# [Task objective]
Your result should be the lines holding the word "niet", copied from the entries below.

# [Study material]
· · ·

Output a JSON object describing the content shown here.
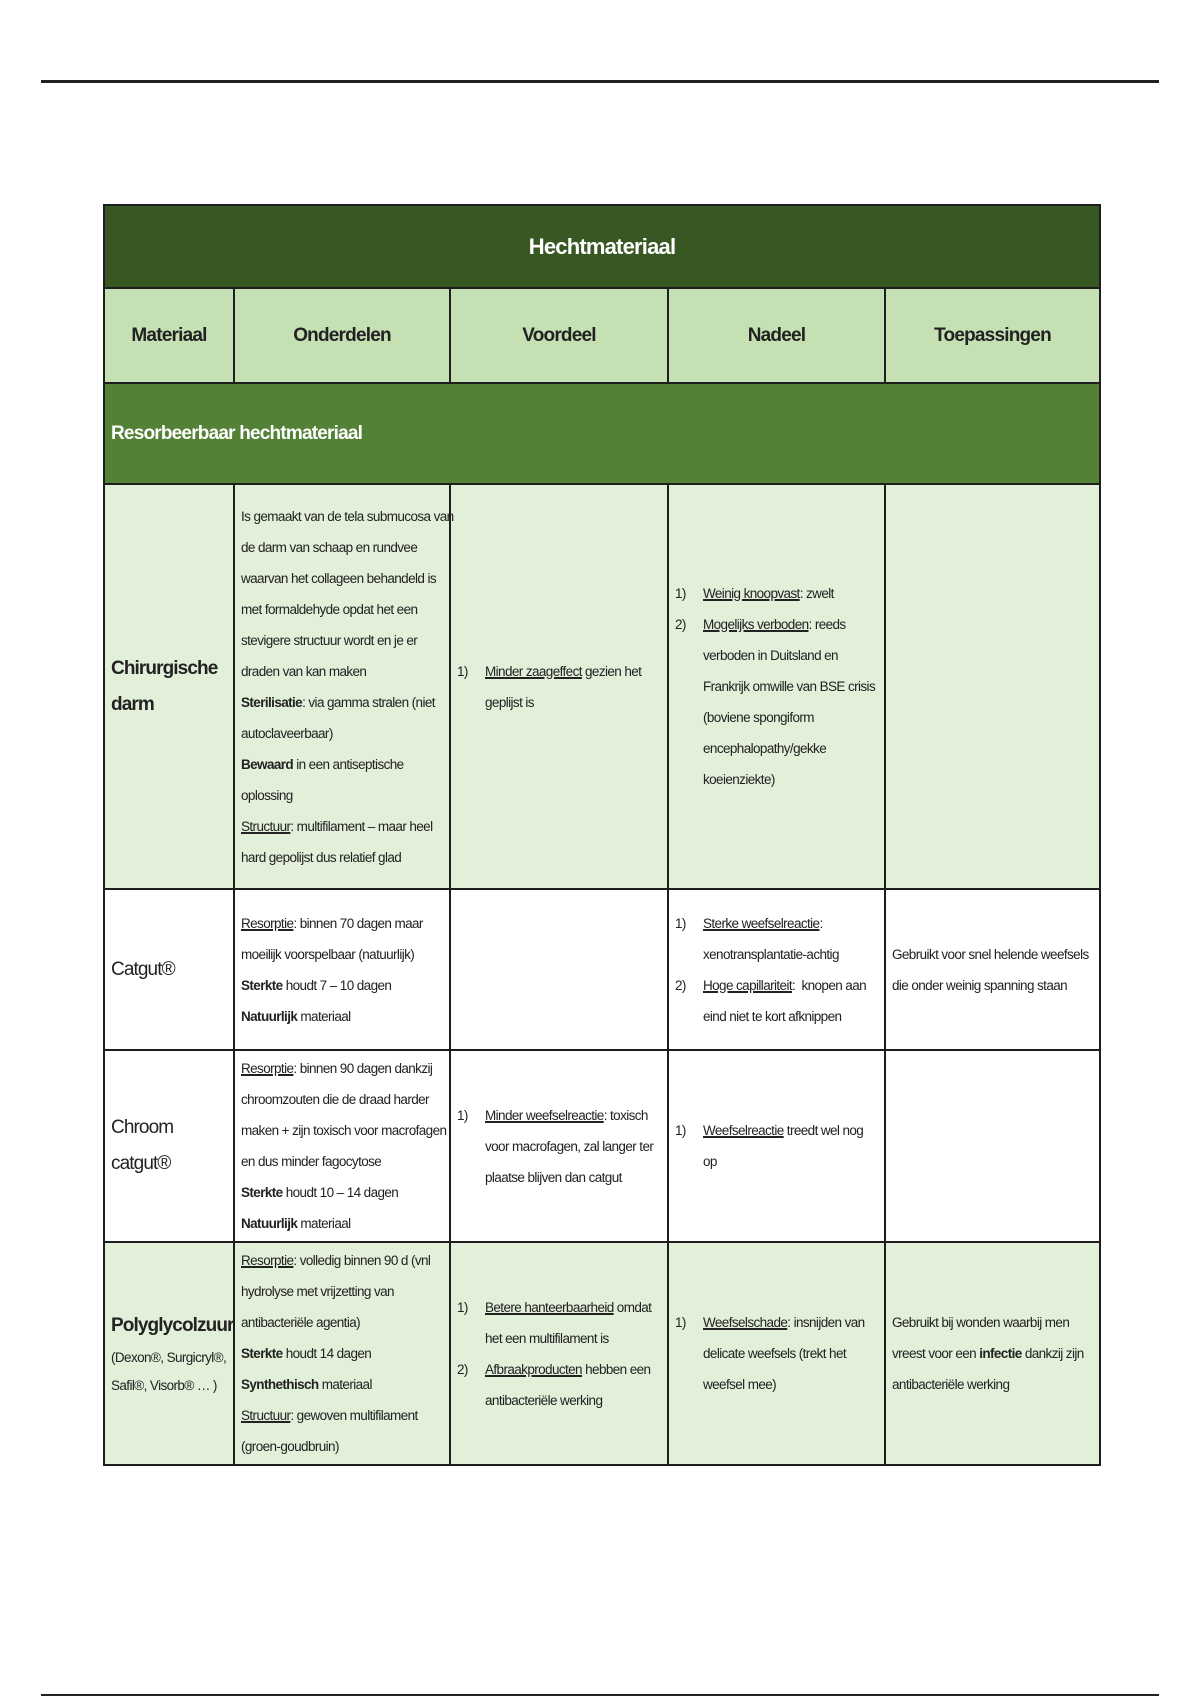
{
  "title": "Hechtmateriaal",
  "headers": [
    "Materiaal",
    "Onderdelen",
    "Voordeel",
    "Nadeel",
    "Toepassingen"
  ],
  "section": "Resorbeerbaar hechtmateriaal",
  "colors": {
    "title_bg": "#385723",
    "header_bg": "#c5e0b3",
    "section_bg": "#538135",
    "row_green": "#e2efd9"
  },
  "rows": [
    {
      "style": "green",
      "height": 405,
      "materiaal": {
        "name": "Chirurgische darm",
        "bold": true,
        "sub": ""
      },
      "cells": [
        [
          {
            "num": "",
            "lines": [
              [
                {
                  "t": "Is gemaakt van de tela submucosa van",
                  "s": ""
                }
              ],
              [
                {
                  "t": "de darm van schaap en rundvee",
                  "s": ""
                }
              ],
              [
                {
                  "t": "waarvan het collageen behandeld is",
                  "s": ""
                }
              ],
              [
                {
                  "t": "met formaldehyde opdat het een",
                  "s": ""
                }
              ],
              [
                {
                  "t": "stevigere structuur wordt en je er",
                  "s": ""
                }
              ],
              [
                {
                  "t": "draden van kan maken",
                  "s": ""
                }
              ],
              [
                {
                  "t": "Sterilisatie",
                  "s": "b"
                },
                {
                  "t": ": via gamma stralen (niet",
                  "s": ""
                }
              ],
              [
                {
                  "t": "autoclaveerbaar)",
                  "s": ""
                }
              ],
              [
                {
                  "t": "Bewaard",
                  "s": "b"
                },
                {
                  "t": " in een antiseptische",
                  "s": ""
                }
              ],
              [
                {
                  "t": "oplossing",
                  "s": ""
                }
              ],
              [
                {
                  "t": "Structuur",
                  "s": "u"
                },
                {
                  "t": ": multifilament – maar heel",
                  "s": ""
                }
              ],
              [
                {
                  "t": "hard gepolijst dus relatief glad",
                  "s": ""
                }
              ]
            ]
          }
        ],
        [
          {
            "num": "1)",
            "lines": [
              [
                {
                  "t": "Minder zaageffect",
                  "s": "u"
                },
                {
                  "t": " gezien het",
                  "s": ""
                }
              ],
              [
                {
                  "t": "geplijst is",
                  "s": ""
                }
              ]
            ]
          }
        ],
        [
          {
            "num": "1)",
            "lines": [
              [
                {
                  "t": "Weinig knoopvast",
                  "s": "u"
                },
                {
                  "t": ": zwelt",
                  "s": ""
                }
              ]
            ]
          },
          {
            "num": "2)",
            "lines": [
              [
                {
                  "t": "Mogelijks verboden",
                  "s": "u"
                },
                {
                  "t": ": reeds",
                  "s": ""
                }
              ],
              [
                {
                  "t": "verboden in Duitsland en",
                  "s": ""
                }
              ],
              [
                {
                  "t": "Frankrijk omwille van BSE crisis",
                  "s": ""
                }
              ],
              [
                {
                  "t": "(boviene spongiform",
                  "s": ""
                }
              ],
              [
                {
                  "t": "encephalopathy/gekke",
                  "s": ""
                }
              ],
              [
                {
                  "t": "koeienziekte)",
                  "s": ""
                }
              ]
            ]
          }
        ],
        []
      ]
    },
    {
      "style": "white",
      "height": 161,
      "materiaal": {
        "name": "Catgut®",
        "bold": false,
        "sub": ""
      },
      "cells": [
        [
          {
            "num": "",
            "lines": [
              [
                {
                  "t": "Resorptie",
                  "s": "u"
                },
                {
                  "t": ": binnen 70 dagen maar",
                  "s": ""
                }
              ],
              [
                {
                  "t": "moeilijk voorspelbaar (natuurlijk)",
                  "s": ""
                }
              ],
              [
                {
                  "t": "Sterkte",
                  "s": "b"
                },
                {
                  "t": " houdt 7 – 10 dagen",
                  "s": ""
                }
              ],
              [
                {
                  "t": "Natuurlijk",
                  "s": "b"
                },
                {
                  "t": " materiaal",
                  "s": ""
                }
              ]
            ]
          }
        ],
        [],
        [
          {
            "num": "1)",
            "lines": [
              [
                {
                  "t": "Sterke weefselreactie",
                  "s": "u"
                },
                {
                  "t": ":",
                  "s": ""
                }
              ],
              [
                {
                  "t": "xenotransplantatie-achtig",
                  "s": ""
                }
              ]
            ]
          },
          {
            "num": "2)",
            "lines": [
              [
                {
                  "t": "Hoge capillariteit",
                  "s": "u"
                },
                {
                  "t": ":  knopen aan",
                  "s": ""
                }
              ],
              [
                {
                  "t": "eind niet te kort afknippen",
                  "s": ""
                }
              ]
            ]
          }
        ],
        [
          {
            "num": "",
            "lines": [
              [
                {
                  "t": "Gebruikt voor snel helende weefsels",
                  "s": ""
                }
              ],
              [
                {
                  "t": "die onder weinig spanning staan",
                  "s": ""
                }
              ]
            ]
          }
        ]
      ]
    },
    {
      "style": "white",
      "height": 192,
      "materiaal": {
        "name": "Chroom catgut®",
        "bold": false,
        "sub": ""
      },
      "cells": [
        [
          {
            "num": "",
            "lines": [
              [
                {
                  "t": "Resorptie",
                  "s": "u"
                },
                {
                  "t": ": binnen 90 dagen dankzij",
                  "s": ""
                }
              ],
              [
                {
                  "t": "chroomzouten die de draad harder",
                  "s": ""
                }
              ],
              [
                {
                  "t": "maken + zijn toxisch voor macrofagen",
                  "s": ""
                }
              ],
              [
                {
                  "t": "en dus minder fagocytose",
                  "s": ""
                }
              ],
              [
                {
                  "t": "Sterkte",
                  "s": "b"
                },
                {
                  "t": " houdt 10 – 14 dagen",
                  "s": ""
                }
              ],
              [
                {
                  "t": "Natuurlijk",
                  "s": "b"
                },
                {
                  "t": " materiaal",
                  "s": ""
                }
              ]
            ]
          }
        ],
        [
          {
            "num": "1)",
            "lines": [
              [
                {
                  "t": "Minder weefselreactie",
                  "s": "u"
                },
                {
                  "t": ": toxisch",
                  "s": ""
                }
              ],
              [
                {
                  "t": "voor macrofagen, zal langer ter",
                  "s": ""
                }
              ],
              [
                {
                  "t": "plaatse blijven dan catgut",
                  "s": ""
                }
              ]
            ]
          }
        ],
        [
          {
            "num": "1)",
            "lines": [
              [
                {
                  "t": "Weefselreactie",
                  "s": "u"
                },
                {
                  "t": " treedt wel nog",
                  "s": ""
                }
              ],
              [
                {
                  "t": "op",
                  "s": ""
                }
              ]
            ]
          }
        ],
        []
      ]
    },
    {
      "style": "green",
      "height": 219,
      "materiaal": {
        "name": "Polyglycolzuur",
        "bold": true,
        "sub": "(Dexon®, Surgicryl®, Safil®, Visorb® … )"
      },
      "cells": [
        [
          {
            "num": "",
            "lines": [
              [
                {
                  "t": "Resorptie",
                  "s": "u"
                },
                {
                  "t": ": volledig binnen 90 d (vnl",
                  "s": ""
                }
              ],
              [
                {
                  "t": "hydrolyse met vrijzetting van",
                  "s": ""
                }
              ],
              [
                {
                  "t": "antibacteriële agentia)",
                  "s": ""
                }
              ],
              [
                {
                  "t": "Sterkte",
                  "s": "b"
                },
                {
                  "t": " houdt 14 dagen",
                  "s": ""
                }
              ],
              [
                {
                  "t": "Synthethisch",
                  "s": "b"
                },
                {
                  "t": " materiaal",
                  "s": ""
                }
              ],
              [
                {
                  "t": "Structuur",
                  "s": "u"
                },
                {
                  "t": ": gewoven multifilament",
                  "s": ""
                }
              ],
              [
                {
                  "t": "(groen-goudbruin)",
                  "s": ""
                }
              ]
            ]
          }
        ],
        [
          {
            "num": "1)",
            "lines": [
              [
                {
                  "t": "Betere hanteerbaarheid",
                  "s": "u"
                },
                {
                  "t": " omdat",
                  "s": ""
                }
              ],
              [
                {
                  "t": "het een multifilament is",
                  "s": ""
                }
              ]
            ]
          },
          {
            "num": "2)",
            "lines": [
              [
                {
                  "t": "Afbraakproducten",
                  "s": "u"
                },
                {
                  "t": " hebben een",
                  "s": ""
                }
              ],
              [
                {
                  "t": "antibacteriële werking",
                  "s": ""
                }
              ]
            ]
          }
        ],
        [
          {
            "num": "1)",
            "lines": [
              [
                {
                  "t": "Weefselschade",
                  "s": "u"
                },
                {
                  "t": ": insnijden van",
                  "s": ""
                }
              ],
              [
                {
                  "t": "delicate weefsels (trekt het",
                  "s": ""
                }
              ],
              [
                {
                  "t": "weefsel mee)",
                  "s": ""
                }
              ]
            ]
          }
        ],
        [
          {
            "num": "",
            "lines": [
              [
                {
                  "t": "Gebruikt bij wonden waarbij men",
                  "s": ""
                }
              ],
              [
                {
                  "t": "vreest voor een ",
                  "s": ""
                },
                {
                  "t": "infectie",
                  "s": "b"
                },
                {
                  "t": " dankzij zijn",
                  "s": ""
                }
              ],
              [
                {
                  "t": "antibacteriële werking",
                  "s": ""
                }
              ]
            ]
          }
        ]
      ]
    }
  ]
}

· · ·

# [Finished task]
                  "t": ": via gamma stralen (niet",
                  "t": "eind niet te kort afknippen",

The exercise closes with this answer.